* Start MATERIAL FOR THE TASK *

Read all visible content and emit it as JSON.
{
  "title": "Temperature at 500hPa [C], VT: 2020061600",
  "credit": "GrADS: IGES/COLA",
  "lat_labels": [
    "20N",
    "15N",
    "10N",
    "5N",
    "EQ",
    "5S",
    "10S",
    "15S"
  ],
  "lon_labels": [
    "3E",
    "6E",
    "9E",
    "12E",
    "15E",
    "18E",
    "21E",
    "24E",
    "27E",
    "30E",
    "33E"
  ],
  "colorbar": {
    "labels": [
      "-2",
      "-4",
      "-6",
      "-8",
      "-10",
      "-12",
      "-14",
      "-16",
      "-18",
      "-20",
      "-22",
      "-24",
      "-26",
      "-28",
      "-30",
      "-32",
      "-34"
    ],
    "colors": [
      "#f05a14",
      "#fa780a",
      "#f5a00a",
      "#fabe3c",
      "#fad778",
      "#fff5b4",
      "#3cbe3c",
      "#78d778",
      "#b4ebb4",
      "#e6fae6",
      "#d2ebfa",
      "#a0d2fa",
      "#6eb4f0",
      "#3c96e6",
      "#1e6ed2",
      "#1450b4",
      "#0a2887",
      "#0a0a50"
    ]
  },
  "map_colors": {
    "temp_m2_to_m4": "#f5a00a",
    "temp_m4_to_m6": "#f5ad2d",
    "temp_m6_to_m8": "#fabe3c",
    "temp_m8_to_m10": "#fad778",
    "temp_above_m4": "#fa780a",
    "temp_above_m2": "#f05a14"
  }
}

* End MATERIAL FOR THE TASK *

WRITTEN REQUEST:
Your task is to repeat every line exactly.

RESPONSE TO THE EXERCISE:
Read all visible content and emit it as JSON.
{
  "title": "Temperature at 500hPa [C], VT: 2020061600",
  "credit": "GrADS: IGES/COLA",
  "lat_labels": [
    "20N",
    "15N",
    "10N",
    "5N",
    "EQ",
    "5S",
    "10S",
    "15S"
  ],
  "lon_labels": [
    "3E",
    "6E",
    "9E",
    "12E",
    "15E",
    "18E",
    "21E",
    "24E",
    "27E",
    "30E",
    "33E"
  ],
  "colorbar": {
    "labels": [
      "-2",
      "-4",
      "-6",
      "-8",
      "-10",
      "-12",
      "-14",
      "-16",
      "-18",
      "-20",
      "-22",
      "-24",
      "-26",
      "-28",
      "-30",
      "-32",
      "-34"
    ],
    "colors": [
      "#f05a14",
      "#fa780a",
      "#f5a00a",
      "#fabe3c",
      "#fad778",
      "#fff5b4",
      "#3cbe3c",
      "#78d778",
      "#b4ebb4",
      "#e6fae6",
      "#d2ebfa",
      "#a0d2fa",
      "#6eb4f0",
      "#3c96e6",
      "#1e6ed2",
      "#1450b4",
      "#0a2887",
      "#0a0a50"
    ]
  },
  "map_colors": {
    "temp_m2_to_m4": "#f5a00a",
    "temp_m4_to_m6": "#f5ad2d",
    "temp_m6_to_m8": "#fabe3c",
    "temp_m8_to_m10": "#fad778",
    "temp_above_m4": "#fa780a",
    "temp_above_m2": "#f05a14"
  }
}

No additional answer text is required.